### Task to carry out
Find how many lines contain the word "District" and state that number alone.

### Extracted entries
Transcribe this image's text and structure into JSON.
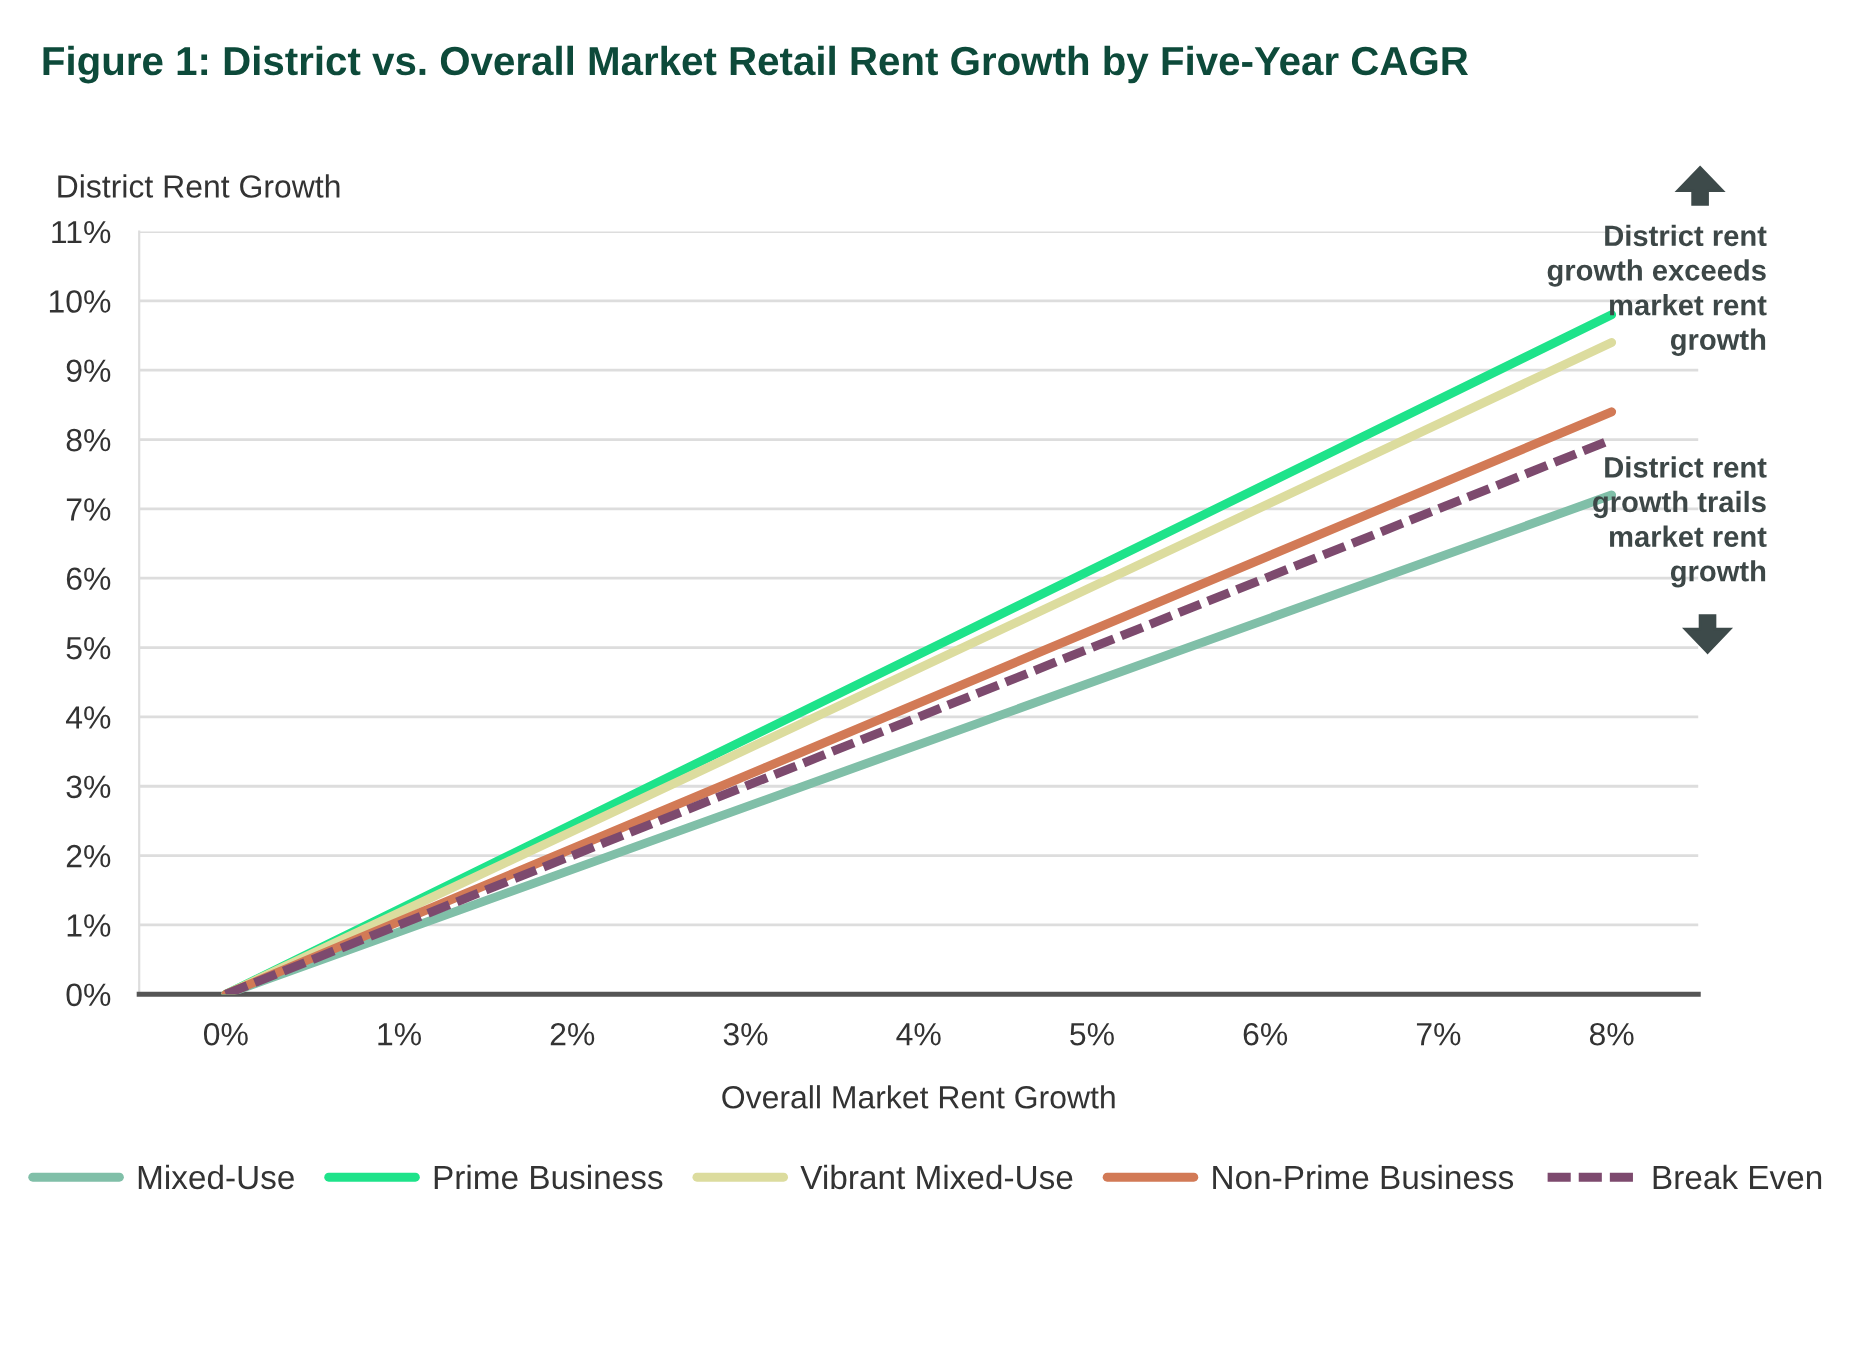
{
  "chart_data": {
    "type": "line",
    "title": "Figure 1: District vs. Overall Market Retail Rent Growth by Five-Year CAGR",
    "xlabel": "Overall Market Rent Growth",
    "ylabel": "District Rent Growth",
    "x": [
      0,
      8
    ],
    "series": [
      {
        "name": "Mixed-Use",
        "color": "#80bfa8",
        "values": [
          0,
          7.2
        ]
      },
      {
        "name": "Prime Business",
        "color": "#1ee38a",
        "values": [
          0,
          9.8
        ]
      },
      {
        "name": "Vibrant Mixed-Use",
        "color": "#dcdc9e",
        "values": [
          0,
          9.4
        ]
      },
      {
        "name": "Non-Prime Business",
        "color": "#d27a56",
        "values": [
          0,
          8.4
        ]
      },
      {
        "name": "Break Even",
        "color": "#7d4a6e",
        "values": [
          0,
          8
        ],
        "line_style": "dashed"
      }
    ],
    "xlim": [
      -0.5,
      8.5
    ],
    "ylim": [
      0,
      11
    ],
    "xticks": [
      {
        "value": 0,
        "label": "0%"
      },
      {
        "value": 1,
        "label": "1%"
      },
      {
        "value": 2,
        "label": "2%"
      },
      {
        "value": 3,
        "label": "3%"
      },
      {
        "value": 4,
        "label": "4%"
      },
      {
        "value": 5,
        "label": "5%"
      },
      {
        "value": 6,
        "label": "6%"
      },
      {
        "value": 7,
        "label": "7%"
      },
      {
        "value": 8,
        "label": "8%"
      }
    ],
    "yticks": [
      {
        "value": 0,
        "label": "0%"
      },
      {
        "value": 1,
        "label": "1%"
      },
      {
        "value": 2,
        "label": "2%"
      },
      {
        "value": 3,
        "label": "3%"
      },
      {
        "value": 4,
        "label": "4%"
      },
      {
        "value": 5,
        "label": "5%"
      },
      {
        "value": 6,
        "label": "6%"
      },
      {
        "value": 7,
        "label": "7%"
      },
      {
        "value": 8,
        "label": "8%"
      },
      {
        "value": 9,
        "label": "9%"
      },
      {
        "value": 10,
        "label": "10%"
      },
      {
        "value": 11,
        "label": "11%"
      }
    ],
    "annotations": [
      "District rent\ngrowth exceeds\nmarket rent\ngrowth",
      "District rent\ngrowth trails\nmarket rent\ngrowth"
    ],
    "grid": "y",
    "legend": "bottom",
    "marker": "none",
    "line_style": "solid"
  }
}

--

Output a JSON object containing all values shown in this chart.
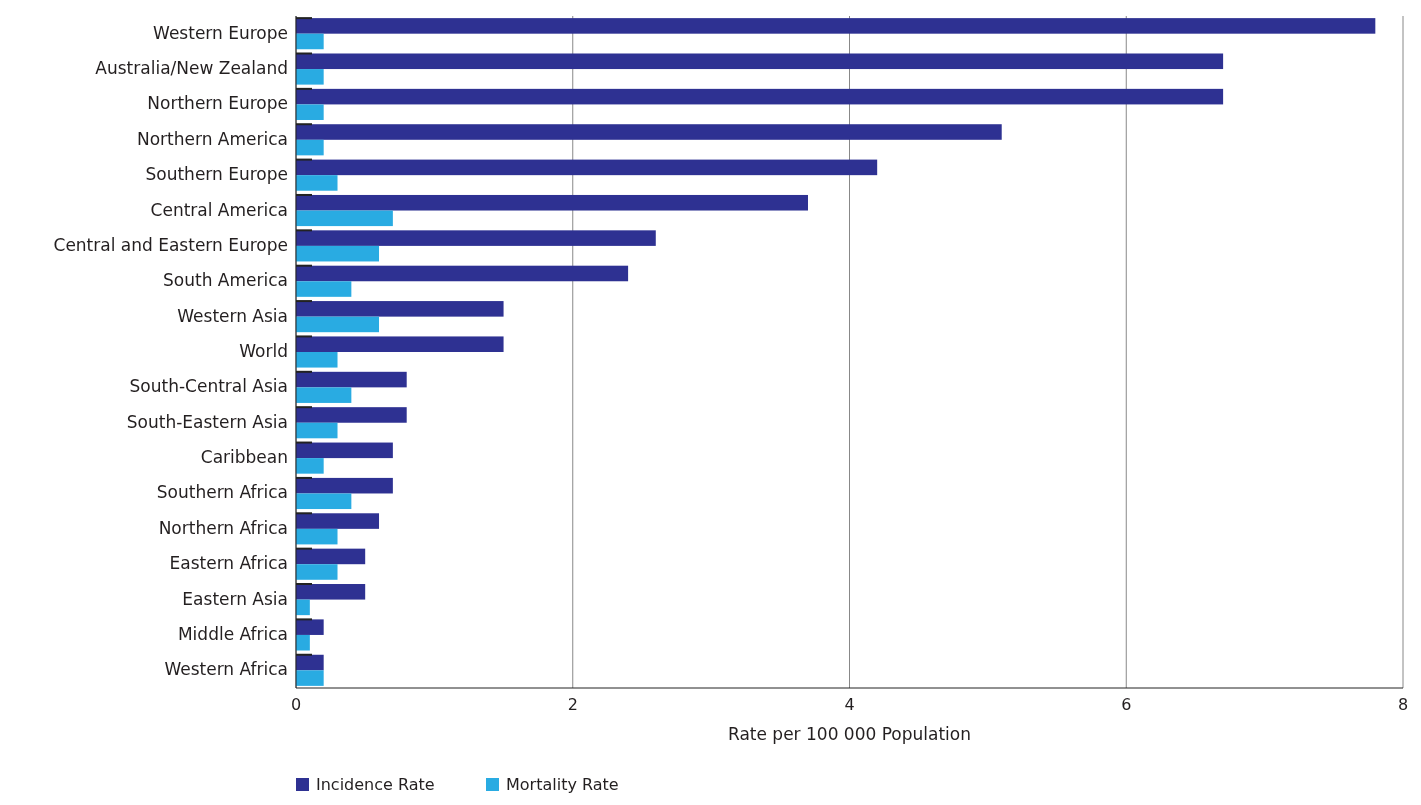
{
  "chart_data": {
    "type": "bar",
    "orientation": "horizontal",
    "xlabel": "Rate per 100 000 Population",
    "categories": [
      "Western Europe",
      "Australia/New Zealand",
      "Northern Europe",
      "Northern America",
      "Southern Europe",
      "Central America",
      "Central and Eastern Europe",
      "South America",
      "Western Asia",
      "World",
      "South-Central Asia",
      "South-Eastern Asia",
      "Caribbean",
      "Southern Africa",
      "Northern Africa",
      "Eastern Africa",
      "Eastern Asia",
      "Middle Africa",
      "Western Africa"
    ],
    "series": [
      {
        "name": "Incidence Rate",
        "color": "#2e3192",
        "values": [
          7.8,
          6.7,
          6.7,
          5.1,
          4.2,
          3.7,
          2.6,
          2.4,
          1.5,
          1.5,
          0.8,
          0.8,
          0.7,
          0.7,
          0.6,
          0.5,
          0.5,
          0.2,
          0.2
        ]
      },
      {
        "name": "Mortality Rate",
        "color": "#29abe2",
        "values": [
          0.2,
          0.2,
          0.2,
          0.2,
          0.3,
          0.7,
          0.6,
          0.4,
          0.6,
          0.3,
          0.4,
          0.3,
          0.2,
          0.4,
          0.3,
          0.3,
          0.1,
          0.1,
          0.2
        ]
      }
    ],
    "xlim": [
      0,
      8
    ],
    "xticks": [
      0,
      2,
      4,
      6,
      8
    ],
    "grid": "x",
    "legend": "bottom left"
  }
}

### Reply
4